* THE EXERCISE
Identify each line in the records below that contains the word "merely", and copy it.

* ROWS

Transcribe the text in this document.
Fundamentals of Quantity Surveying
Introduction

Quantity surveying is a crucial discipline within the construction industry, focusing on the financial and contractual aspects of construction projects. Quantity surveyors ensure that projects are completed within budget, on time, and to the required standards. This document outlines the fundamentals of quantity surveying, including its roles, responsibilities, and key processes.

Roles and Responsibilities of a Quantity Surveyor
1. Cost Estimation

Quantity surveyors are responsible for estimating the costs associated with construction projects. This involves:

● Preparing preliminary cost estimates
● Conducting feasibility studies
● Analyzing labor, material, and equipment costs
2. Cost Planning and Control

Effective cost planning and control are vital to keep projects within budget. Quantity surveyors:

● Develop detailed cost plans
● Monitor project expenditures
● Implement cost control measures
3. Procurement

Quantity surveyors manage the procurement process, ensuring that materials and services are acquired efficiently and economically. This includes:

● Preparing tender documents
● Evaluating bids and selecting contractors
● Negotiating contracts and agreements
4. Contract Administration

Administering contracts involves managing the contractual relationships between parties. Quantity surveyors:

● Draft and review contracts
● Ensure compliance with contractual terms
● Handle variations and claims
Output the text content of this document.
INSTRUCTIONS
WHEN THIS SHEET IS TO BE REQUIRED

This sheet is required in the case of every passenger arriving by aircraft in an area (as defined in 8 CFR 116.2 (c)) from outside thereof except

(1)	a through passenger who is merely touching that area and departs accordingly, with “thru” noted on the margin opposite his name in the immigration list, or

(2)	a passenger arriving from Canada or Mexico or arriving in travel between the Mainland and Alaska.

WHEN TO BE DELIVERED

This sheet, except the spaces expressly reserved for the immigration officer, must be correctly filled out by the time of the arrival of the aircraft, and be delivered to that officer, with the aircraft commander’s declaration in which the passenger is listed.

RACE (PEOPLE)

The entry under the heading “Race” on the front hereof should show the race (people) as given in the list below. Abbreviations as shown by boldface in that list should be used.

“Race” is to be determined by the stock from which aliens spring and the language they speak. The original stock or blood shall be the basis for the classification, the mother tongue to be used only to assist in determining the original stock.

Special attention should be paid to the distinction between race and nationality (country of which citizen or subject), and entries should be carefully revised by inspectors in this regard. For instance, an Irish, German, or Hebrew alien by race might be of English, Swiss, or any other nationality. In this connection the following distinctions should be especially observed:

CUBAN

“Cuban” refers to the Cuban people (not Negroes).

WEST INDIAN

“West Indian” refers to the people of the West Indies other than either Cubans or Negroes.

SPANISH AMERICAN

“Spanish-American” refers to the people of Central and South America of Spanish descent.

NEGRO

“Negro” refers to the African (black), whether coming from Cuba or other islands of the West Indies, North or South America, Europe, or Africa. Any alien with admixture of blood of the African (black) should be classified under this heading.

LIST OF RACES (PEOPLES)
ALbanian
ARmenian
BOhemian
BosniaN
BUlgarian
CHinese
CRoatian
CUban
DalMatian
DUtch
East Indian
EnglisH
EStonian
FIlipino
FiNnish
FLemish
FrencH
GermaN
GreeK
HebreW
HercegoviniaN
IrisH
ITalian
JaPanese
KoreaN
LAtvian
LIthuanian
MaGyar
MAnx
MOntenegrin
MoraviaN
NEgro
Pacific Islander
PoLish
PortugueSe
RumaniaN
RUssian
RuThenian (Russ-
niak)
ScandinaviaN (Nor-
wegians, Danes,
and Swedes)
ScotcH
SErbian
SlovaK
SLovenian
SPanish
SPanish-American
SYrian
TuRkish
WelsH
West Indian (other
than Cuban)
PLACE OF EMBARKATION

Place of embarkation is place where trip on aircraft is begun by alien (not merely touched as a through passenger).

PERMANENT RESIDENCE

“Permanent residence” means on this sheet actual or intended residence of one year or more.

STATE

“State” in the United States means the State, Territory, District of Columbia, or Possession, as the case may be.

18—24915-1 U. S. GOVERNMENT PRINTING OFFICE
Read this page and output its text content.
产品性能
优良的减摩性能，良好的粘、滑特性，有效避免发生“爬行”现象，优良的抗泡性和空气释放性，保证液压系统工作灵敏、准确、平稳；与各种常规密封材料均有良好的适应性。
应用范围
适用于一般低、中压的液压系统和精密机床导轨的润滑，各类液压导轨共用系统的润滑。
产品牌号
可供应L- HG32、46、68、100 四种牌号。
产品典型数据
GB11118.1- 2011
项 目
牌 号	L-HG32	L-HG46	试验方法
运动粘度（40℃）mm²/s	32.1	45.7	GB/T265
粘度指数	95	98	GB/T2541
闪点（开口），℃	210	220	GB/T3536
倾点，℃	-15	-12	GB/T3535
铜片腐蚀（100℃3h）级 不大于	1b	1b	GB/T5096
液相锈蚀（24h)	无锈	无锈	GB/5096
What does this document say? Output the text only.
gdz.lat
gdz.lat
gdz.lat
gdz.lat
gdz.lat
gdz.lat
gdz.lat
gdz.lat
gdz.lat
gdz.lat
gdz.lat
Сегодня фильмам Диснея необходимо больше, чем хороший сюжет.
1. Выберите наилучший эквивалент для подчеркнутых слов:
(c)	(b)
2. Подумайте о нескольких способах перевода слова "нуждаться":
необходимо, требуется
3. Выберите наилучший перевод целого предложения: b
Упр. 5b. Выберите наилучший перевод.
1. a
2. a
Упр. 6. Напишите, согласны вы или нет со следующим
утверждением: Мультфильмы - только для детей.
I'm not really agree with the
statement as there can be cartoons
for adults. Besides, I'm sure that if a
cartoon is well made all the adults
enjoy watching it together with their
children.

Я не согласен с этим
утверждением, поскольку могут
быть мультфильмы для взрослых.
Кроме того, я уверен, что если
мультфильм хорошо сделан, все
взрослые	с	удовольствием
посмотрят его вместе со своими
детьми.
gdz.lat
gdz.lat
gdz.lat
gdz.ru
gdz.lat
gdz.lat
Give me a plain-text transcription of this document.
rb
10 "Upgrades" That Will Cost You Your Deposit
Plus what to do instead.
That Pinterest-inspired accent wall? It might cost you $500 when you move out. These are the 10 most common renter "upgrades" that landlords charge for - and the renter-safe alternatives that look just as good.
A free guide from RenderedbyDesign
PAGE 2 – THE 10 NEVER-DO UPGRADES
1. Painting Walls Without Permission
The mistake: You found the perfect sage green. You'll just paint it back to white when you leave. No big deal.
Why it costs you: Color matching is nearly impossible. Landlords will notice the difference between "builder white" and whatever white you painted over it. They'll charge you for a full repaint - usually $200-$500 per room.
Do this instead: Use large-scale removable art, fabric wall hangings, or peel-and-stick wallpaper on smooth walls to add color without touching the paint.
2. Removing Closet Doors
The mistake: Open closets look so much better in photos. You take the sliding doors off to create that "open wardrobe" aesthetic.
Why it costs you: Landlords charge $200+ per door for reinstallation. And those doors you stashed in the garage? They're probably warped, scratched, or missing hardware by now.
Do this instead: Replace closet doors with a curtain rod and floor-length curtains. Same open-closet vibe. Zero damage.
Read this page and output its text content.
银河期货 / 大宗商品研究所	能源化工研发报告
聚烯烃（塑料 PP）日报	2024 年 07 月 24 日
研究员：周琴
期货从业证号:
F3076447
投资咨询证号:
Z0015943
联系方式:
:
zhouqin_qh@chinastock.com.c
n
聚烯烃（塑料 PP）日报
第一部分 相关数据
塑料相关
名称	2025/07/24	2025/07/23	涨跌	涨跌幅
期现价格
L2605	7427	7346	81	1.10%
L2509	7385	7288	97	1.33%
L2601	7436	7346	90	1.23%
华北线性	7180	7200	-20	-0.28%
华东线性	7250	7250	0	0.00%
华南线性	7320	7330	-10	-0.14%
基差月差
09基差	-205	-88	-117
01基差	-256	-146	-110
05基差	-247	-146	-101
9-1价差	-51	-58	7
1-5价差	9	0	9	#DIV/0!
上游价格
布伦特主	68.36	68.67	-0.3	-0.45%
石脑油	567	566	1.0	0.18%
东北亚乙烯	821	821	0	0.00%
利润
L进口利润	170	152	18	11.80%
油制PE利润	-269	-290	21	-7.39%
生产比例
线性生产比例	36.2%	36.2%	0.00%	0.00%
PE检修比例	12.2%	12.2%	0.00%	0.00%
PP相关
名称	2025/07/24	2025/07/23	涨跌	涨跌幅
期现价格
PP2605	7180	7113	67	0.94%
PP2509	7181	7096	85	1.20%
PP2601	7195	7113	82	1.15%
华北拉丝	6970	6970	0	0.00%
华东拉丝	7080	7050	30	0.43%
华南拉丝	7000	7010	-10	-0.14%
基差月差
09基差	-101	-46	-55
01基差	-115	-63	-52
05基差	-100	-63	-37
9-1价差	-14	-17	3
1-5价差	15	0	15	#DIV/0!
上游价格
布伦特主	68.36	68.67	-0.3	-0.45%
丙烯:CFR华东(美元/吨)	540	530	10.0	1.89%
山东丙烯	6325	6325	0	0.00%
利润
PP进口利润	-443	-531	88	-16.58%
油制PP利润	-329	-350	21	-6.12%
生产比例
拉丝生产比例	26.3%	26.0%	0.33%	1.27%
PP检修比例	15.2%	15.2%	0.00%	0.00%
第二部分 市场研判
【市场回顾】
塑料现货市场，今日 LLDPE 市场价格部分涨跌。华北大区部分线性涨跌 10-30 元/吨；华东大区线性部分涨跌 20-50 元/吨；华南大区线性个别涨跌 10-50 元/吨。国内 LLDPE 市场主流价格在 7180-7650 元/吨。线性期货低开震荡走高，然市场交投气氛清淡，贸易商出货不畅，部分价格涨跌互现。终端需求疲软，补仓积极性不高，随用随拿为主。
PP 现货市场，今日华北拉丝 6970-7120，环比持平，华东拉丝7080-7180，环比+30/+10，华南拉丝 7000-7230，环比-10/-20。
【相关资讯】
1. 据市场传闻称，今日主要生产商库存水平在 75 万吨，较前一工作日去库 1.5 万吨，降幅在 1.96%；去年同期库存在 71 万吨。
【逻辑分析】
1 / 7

* REPLY TO THE TASK
(1)	a through passenger who is merely touching that area and departs accordingly, with “thru” noted on the margin opposite his name in the immigration list, or
Place of embarkation is place where trip on aircraft is begun by alien (not merely touched as a through passenger).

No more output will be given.